• **What is required**:
Find the word "JSON" in the records below. List each line containing it.

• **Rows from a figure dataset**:
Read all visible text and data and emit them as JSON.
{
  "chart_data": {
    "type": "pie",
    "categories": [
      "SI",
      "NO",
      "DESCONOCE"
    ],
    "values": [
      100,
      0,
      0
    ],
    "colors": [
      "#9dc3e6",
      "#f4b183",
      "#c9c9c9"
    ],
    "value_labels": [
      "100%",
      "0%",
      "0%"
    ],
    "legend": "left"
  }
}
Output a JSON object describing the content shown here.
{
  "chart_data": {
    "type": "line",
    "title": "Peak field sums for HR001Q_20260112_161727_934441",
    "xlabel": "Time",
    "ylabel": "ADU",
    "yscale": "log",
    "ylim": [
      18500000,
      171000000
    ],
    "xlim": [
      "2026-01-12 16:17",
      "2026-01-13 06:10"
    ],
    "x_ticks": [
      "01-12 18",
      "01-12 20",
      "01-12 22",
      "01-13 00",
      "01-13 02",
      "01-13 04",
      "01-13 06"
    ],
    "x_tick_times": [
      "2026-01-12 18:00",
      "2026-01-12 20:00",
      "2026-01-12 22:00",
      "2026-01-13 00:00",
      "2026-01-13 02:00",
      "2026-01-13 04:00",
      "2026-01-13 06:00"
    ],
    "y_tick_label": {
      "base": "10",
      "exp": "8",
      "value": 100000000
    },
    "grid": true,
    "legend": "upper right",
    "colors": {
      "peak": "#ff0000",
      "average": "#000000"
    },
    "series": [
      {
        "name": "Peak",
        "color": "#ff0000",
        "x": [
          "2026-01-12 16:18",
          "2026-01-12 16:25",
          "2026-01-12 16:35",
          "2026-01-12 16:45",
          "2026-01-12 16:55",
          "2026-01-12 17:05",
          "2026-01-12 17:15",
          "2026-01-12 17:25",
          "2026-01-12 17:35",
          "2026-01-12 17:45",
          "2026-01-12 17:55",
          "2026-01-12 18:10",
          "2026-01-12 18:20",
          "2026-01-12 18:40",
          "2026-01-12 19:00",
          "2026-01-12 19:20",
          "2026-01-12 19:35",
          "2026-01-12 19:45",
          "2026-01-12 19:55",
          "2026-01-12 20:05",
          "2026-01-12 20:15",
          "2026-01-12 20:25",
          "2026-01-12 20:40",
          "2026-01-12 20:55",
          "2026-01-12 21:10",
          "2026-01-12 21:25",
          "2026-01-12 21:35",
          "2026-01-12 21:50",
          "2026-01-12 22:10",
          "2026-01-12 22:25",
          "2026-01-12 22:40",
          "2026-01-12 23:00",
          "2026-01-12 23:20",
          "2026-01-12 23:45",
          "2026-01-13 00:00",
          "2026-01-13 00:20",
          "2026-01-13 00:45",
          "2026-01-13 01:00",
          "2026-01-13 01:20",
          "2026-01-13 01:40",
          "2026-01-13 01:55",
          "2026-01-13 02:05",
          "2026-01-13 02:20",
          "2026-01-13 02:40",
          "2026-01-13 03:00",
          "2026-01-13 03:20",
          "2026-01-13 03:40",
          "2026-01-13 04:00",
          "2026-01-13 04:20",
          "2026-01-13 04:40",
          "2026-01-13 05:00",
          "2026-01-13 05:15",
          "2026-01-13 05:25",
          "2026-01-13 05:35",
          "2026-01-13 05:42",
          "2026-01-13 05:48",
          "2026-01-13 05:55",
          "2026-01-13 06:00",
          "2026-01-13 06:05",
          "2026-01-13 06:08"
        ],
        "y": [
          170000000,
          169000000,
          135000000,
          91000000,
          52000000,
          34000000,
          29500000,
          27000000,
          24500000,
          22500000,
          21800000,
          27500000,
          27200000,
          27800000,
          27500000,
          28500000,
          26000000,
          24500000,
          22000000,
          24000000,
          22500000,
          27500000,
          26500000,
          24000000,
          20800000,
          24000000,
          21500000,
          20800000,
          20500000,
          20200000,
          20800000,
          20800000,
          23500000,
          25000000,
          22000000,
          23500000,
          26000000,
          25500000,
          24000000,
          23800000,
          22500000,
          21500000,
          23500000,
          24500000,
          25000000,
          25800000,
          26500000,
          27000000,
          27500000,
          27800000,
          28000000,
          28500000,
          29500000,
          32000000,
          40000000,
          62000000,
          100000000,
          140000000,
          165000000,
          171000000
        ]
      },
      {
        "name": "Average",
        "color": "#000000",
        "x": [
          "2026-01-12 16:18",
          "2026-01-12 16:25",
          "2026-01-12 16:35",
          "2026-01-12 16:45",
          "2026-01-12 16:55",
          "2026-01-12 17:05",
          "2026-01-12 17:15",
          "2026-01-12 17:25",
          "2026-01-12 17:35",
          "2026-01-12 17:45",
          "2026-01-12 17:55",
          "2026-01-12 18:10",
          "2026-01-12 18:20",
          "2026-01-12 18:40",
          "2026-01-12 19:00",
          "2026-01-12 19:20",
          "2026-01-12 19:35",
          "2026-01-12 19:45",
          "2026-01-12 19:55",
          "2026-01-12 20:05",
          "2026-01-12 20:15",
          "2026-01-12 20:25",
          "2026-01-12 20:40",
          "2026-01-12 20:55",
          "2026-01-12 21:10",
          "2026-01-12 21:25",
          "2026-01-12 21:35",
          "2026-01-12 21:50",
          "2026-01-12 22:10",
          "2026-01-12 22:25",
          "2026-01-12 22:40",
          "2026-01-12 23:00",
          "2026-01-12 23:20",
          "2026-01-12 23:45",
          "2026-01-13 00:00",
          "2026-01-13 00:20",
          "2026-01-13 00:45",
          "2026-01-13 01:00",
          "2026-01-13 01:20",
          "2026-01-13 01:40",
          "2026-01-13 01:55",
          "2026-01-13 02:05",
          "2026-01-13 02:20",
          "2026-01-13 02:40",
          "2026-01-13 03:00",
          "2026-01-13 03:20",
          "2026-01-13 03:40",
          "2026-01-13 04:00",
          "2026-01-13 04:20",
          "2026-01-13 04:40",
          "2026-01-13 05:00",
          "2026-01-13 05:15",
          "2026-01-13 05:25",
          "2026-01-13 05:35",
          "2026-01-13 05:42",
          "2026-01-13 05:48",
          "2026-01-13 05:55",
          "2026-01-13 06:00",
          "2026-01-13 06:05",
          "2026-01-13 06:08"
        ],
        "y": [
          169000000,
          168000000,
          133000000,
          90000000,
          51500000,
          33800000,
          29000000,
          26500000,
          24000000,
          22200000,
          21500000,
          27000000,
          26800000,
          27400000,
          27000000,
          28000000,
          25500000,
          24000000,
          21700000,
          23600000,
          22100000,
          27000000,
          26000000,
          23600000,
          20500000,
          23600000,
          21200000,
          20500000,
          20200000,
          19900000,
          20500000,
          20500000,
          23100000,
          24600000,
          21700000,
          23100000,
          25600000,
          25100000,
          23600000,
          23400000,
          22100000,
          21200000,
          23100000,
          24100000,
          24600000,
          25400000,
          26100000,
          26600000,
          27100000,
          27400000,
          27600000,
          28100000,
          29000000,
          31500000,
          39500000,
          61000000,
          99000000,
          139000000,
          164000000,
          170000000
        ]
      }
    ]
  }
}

• **Written response**:
Read all visible text and data and emit them as JSON.
Output a JSON object describing the content shown here.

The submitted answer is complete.